#### Problem details:
Nothing in the data should change when you return it, but leave the pictures out.

Data entries
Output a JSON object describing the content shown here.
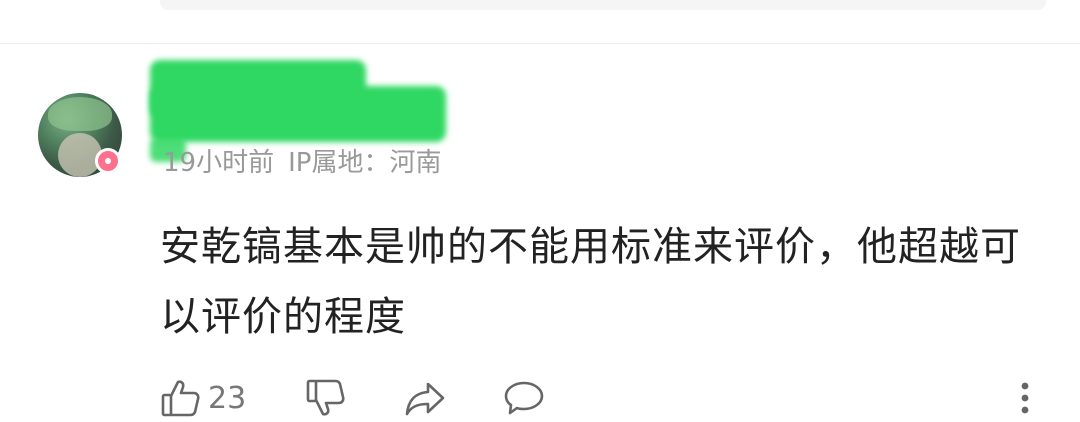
{
  "comment": {
    "time": "19小时前",
    "ip_location": "IP属地：河南",
    "text": "安乾镐基本是帅的不能用标准来评价，他超越可以评价的程度",
    "likes": "23"
  },
  "icons": {
    "like": "thumbs-up-icon",
    "dislike": "thumbs-down-icon",
    "share": "share-icon",
    "reply": "comment-icon",
    "more": "more-vertical-icon"
  },
  "colors": {
    "redaction": "#2fd862",
    "meta_text": "#999999",
    "body_text": "#222222",
    "badge": "#ff6f8e"
  }
}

#### Correct output:
Output a JSON object describing the content shown here.
{
  "comment": {
    "time": "19小时前",
    "ip_location": "IP属地：河南",
    "text": "安乾镐基本是帅的不能用标准来评价，他超越可以评价的程度",
    "likes": "23"
  },
  "icons": {
    "like": "thumbs-up-icon",
    "dislike": "thumbs-down-icon",
    "share": "share-icon",
    "reply": "comment-icon",
    "more": "more-vertical-icon"
  },
  "colors": {
    "redaction": "#2fd862",
    "meta_text": "#999999",
    "body_text": "#222222",
    "badge": "#ff6f8e"
  }
}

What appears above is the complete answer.